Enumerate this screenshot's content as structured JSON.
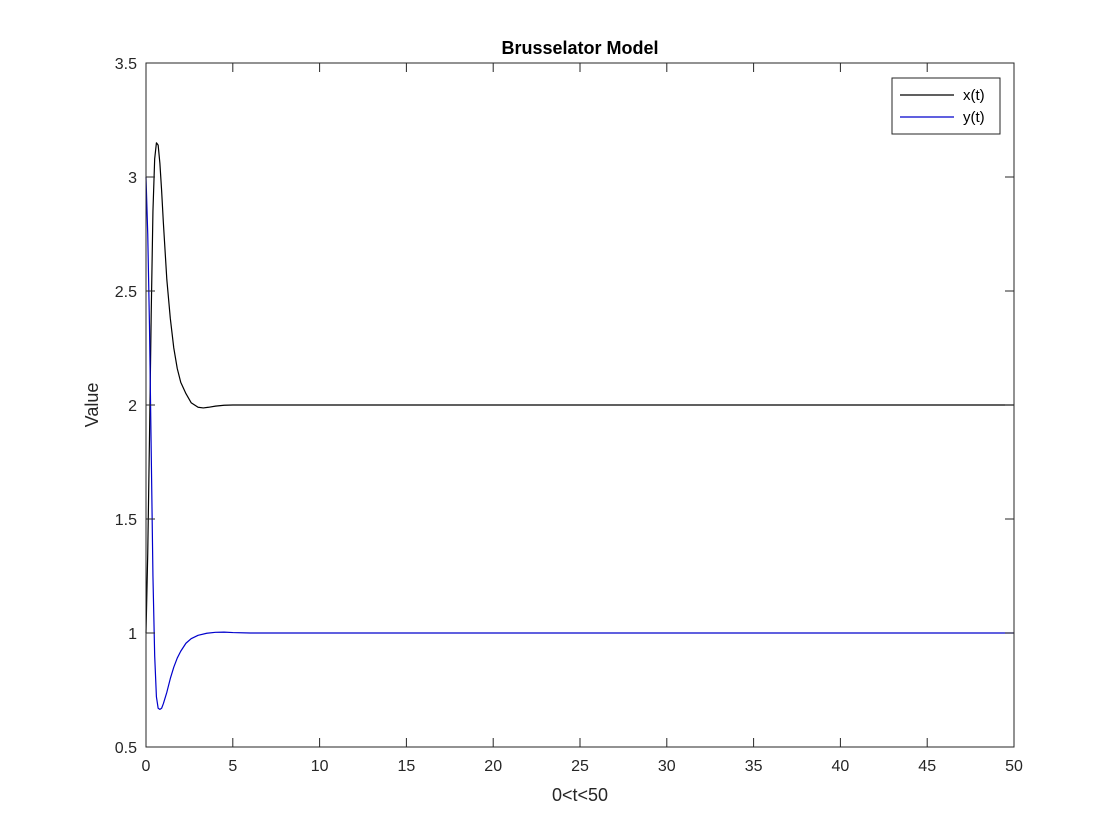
{
  "chart_data": {
    "type": "line",
    "title": "Brusselator Model",
    "xlabel": "0<t<50",
    "ylabel": "Value",
    "xlim": [
      0,
      50
    ],
    "ylim": [
      0.5,
      3.5
    ],
    "xticks": [
      0,
      5,
      10,
      15,
      20,
      25,
      30,
      35,
      40,
      45,
      50
    ],
    "yticks": [
      0.5,
      1,
      1.5,
      2,
      2.5,
      3,
      3.5
    ],
    "xtick_labels": [
      "0",
      "5",
      "10",
      "15",
      "20",
      "25",
      "30",
      "35",
      "40",
      "45",
      "50"
    ],
    "ytick_labels": [
      "0.5",
      "1",
      "1.5",
      "2",
      "2.5",
      "3",
      "3.5"
    ],
    "grid": false,
    "legend_position": "top-right",
    "series": [
      {
        "name": "x(t)",
        "color": "#000000",
        "x": [
          0,
          0.1,
          0.2,
          0.3,
          0.4,
          0.5,
          0.6,
          0.7,
          0.8,
          0.9,
          1.0,
          1.2,
          1.4,
          1.6,
          1.8,
          2.0,
          2.3,
          2.6,
          3.0,
          3.3,
          3.6,
          4.0,
          4.5,
          5.0,
          5.5,
          6.0,
          8.0,
          10,
          20,
          30,
          40,
          50
        ],
        "y": [
          1.0,
          1.35,
          1.85,
          2.4,
          2.85,
          3.08,
          3.15,
          3.14,
          3.06,
          2.94,
          2.8,
          2.55,
          2.38,
          2.25,
          2.16,
          2.1,
          2.05,
          2.01,
          1.99,
          1.987,
          1.99,
          1.995,
          1.999,
          2.0,
          2.0,
          2.0,
          2.0,
          2.0,
          2.0,
          2.0,
          2.0,
          2.0
        ]
      },
      {
        "name": "y(t)",
        "color": "#0000cc",
        "x": [
          0,
          0.1,
          0.2,
          0.3,
          0.4,
          0.5,
          0.6,
          0.7,
          0.8,
          0.9,
          1.0,
          1.2,
          1.4,
          1.6,
          1.8,
          2.0,
          2.3,
          2.6,
          3.0,
          3.5,
          4.0,
          4.5,
          5.0,
          6.0,
          8.0,
          10,
          20,
          30,
          40,
          50
        ],
        "y": [
          3.0,
          2.75,
          2.35,
          1.8,
          1.25,
          0.9,
          0.72,
          0.67,
          0.665,
          0.67,
          0.69,
          0.74,
          0.8,
          0.85,
          0.89,
          0.92,
          0.955,
          0.975,
          0.99,
          0.999,
          1.003,
          1.004,
          1.002,
          1.0,
          1.0,
          1.0,
          1.0,
          1.0,
          1.0,
          1.0
        ]
      }
    ]
  }
}
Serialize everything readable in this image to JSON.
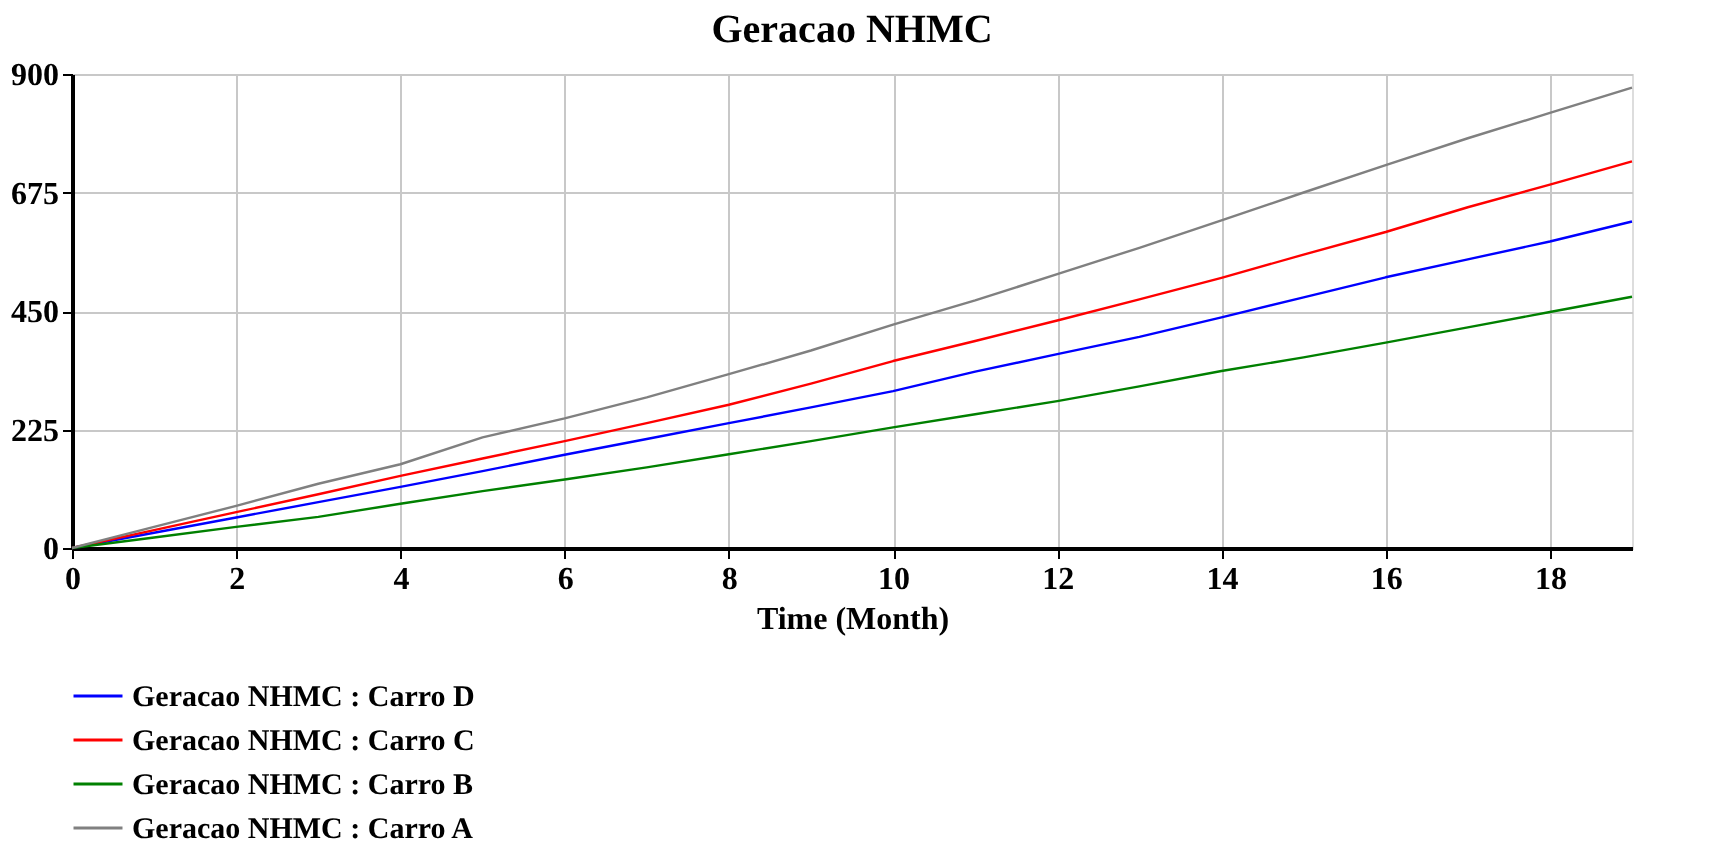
{
  "chart_data": {
    "type": "line",
    "title": "Geracao NHMC",
    "xlabel": "Time (Month)",
    "x": [
      0,
      1,
      2,
      3,
      4,
      5,
      6,
      7,
      8,
      9,
      10,
      11,
      12,
      13,
      14,
      15,
      16,
      17,
      18,
      19
    ],
    "series": [
      {
        "name": "Geracao NHMC : Carro D",
        "color": "#0000ff",
        "values": [
          0,
          29,
          58,
          87,
          116,
          146,
          177,
          207,
          237,
          267,
          298,
          335,
          368,
          401,
          438,
          476,
          514,
          548,
          582,
          620
        ]
      },
      {
        "name": "Geracao NHMC : Carro C",
        "color": "#ff0000",
        "values": [
          0,
          34,
          68,
          102,
          137,
          170,
          203,
          237,
          272,
          312,
          355,
          393,
          432,
          472,
          513,
          557,
          600,
          647,
          690,
          734
        ]
      },
      {
        "name": "Geracao NHMC : Carro B",
        "color": "#008000",
        "values": [
          0,
          20,
          40,
          59,
          84,
          108,
          130,
          153,
          178,
          203,
          229,
          254,
          279,
          307,
          336,
          362,
          390,
          419,
          448,
          477
        ]
      },
      {
        "name": "Geracao NHMC : Carro A",
        "color": "#808080",
        "values": [
          0,
          40,
          80,
          122,
          159,
          210,
          246,
          286,
          330,
          375,
          424,
          470,
          520,
          570,
          622,
          675,
          727,
          778,
          826,
          874
        ]
      }
    ],
    "xlim": [
      0,
      19
    ],
    "xticks": [
      0,
      2,
      4,
      6,
      8,
      10,
      12,
      14,
      16,
      18
    ],
    "ylim": [
      0,
      900
    ],
    "yticks": [
      0,
      225,
      450,
      675,
      900
    ],
    "grid": true,
    "legend": "bottom",
    "line_style": "solid"
  }
}
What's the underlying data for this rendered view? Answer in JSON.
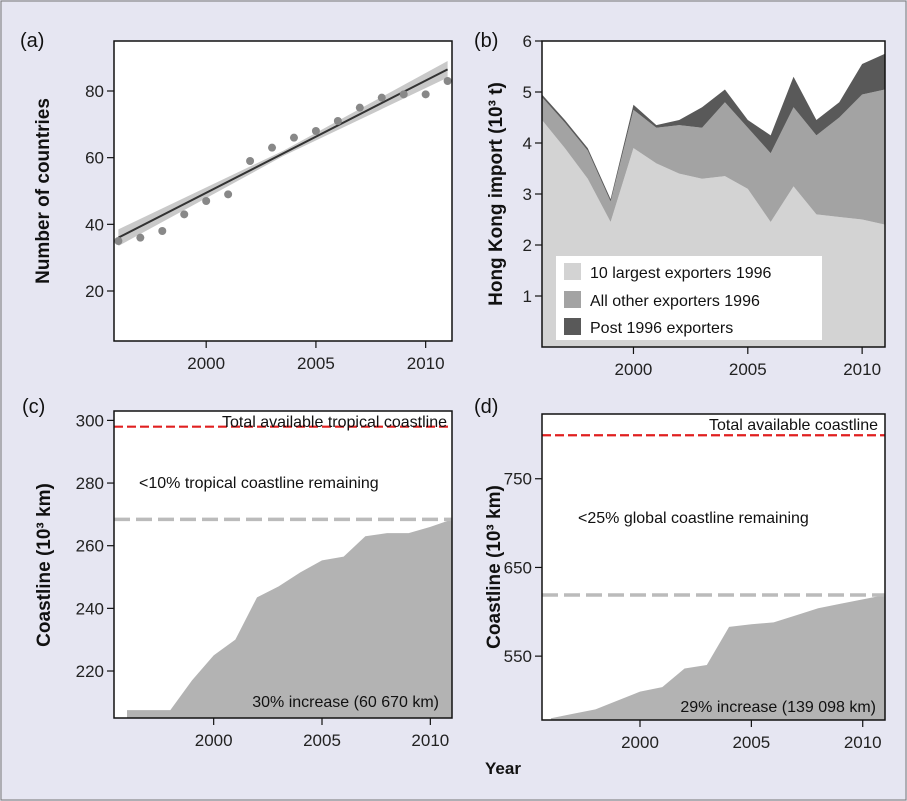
{
  "panels": {
    "a": "(a)",
    "b": "(b)",
    "c": "(c)",
    "d": "(d)"
  },
  "xlabel": "Year",
  "chart_data": [
    {
      "type": "scatter",
      "ylabel": "Number of countries",
      "xlim": [
        1995.8,
        2011.2
      ],
      "ylim": [
        5,
        95
      ],
      "xticks": [
        2000,
        2005,
        2010
      ],
      "yticks": [
        20,
        40,
        60,
        80
      ],
      "x": [
        1996,
        1997,
        1998,
        1999,
        2000,
        2001,
        2002,
        2003,
        2004,
        2005,
        2006,
        2007,
        2008,
        2009,
        2010,
        2011
      ],
      "y": [
        35,
        36,
        38,
        43,
        47,
        49,
        59,
        63,
        66,
        68,
        71,
        75,
        78,
        79,
        79,
        83
      ],
      "trend": {
        "x": [
          1996,
          2011
        ],
        "y": [
          36,
          86.5
        ]
      },
      "colors": {
        "points": "#888888",
        "line": "#333333",
        "band": "#c9c9c9"
      }
    },
    {
      "type": "area",
      "ylabel": "Hong Kong import (10³ t)",
      "xlim": [
        1996,
        2011
      ],
      "ylim": [
        0,
        6
      ],
      "xticks": [
        2000,
        2005,
        2010
      ],
      "yticks": [
        1,
        2,
        3,
        4,
        5,
        6
      ],
      "x": [
        1996,
        1997,
        1998,
        1999,
        2000,
        2001,
        2002,
        2003,
        2004,
        2005,
        2006,
        2007,
        2008,
        2009,
        2010,
        2011
      ],
      "legend": [
        "10 largest exporters 1996",
        "All other exporters 1996",
        "Post 1996 exporters"
      ],
      "series": [
        {
          "name": "10 largest exporters 1996",
          "color": "#d3d3d3",
          "values": [
            4.45,
            3.9,
            3.3,
            2.45,
            3.9,
            3.6,
            3.4,
            3.3,
            3.35,
            3.1,
            2.45,
            3.15,
            2.6,
            2.55,
            2.5,
            2.4
          ]
        },
        {
          "name": "All other exporters 1996",
          "color": "#a3a3a3",
          "values": [
            0.45,
            0.5,
            0.55,
            0.4,
            0.75,
            0.7,
            0.95,
            1.0,
            1.45,
            1.2,
            1.35,
            1.55,
            1.55,
            1.95,
            2.45,
            2.65
          ]
        },
        {
          "name": "Post 1996 exporters",
          "color": "#595959",
          "values": [
            0.05,
            0.05,
            0.05,
            0.05,
            0.1,
            0.05,
            0.1,
            0.4,
            0.25,
            0.15,
            0.35,
            0.6,
            0.3,
            0.3,
            0.6,
            0.7
          ]
        }
      ]
    },
    {
      "type": "area",
      "ylabel": "Coastline (10³ km)",
      "xlim": [
        1995.4,
        2011
      ],
      "ylim": [
        205,
        303
      ],
      "xticks": [
        2000,
        2005,
        2010
      ],
      "yticks": [
        220,
        240,
        260,
        280,
        300
      ],
      "x": [
        1996,
        1997,
        1998,
        1999,
        2000,
        2001,
        2002,
        2003,
        2004,
        2005,
        2006,
        2007,
        2008,
        2009,
        2010,
        2011
      ],
      "values": [
        207.5,
        207.5,
        207.5,
        217,
        225,
        230,
        243.5,
        247,
        251.5,
        255.3,
        256.5,
        263,
        264,
        264,
        266,
        268.4
      ],
      "reference_lines": [
        {
          "value": 298,
          "color": "#e02020",
          "style": "dashed"
        },
        {
          "value": 268.4,
          "color": "#bbbbbb",
          "style": "dashed"
        }
      ],
      "annotations": [
        "Total available tropical coastline",
        "<10% tropical coastline remaining",
        "30% increase (60 670 km)"
      ],
      "colors": {
        "fill": "#b3b3b3"
      }
    },
    {
      "type": "area",
      "ylabel": "Coastline (10³ km)",
      "xlim": [
        1995.6,
        2011
      ],
      "ylim": [
        478,
        823
      ],
      "xticks": [
        2000,
        2005,
        2010
      ],
      "yticks": [
        550,
        650,
        750
      ],
      "x": [
        1996,
        1997,
        1998,
        1999,
        2000,
        2001,
        2002,
        2003,
        2004,
        2005,
        2006,
        2007,
        2008,
        2009,
        2010,
        2011
      ],
      "values": [
        480,
        485,
        490,
        500,
        510,
        515,
        536,
        540,
        583,
        586,
        588,
        596,
        604,
        609,
        614,
        619
      ],
      "reference_lines": [
        {
          "value": 799,
          "color": "#e02020",
          "style": "dashed"
        },
        {
          "value": 619,
          "color": "#bbbbbb",
          "style": "dashed"
        }
      ],
      "annotations": [
        "Total available coastline",
        "<25% global coastline remaining",
        "29% increase (139 098 km)"
      ],
      "colors": {
        "fill": "#b3b3b3"
      }
    }
  ]
}
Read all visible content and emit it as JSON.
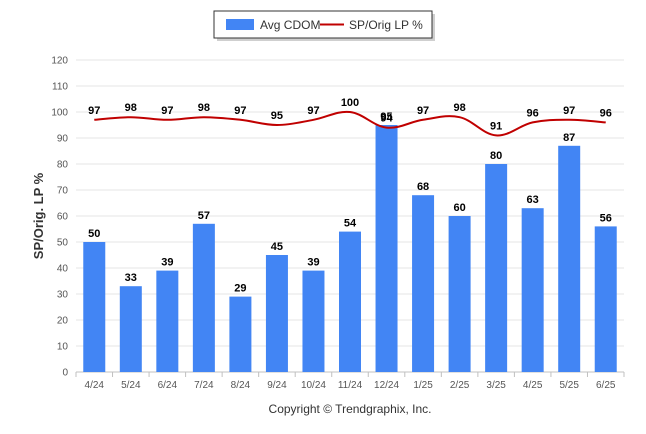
{
  "chart_data": {
    "type": "bar",
    "categories": [
      "4/24",
      "5/24",
      "6/24",
      "7/24",
      "8/24",
      "9/24",
      "10/24",
      "11/24",
      "12/24",
      "1/25",
      "2/25",
      "3/25",
      "4/25",
      "5/25",
      "6/25"
    ],
    "series": [
      {
        "name": "Avg CDOM",
        "type": "bar",
        "color": "#4285f4",
        "values": [
          50,
          33,
          39,
          57,
          29,
          45,
          39,
          54,
          95,
          68,
          60,
          80,
          63,
          87,
          56
        ]
      },
      {
        "name": "SP/Orig LP %",
        "type": "line",
        "color": "#c00000",
        "values": [
          97,
          98,
          97,
          98,
          97,
          95,
          97,
          100,
          94,
          97,
          98,
          91,
          96,
          97,
          96
        ]
      }
    ],
    "ylabel": "SP/Orig. LP %",
    "ylim": [
      0,
      120
    ],
    "yticks": [
      0,
      10,
      20,
      30,
      40,
      50,
      60,
      70,
      80,
      90,
      100,
      110,
      120
    ],
    "grid": true,
    "legend": "top-center"
  },
  "footer": {
    "copyright": "Copyright © Trendgraphix, Inc."
  }
}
——
Set exercise => Each line in the entries above that includes the string "available" should be extracted.

Task output =>
        "Total available tropical coastline",
        "Total available coastline",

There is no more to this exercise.